◆ **Exercise material**

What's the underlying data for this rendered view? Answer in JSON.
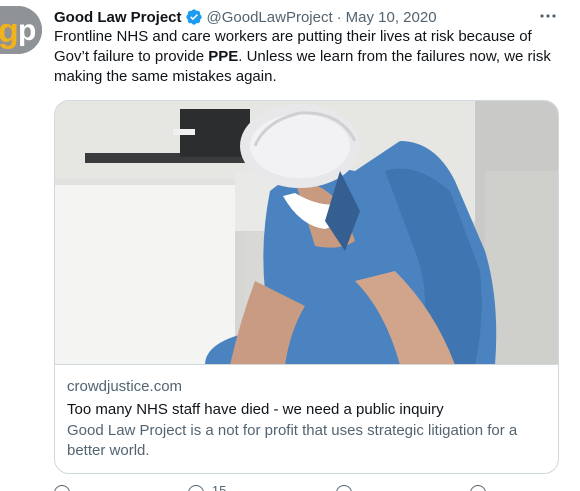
{
  "tweet": {
    "author_name": "Good Law Project",
    "handle": "@GoodLawProject",
    "separator": "·",
    "date": "May 10, 2020",
    "text_before": "Frontline NHS and care workers are putting their lives at risk because of Gov’t failure to provide ",
    "text_bold": "PPE",
    "text_after": ". Unless we learn from the failures now, we risk making the same mistakes again."
  },
  "card": {
    "domain": "crowdjustice.com",
    "title": "Too many NHS staff have died - we need a public inquiry",
    "description": "Good Law Project is a not for profit that uses strategic litigation for a better world."
  },
  "actions": {
    "reply_count": "",
    "retweet_count": "15",
    "like_count": "",
    "share_count": ""
  },
  "icons": {
    "verified": "verified-badge-icon",
    "more": "more-horizontal-icon"
  },
  "colors": {
    "verified_blue": "#1d9bf0",
    "secondary_text": "#536471",
    "border": "#cfd9de",
    "scrub_blue": "#4b83c0"
  }
}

◆ **Task prompt**
Leave out the pictures and transcribe the entries above exactly.

◆ **Solution to this task**
What's the underlying data for this rendered view? Answer in JSON.
{
  "tweet": {
    "author_name": "Good Law Project",
    "handle": "@GoodLawProject",
    "separator": "·",
    "date": "May 10, 2020",
    "text_before": "Frontline NHS and care workers are putting their lives at risk because of Gov’t failure to provide ",
    "text_bold": "PPE",
    "text_after": ". Unless we learn from the failures now, we risk making the same mistakes again."
  },
  "card": {
    "domain": "crowdjustice.com",
    "title": "Too many NHS staff have died - we need a public inquiry",
    "description": "Good Law Project is a not for profit that uses strategic litigation for a better world."
  },
  "actions": {
    "reply_count": "",
    "retweet_count": "15",
    "like_count": "",
    "share_count": ""
  },
  "icons": {
    "verified": "verified-badge-icon",
    "more": "more-horizontal-icon"
  },
  "colors": {
    "verified_blue": "#1d9bf0",
    "secondary_text": "#536471",
    "border": "#cfd9de",
    "scrub_blue": "#4b83c0"
  }
}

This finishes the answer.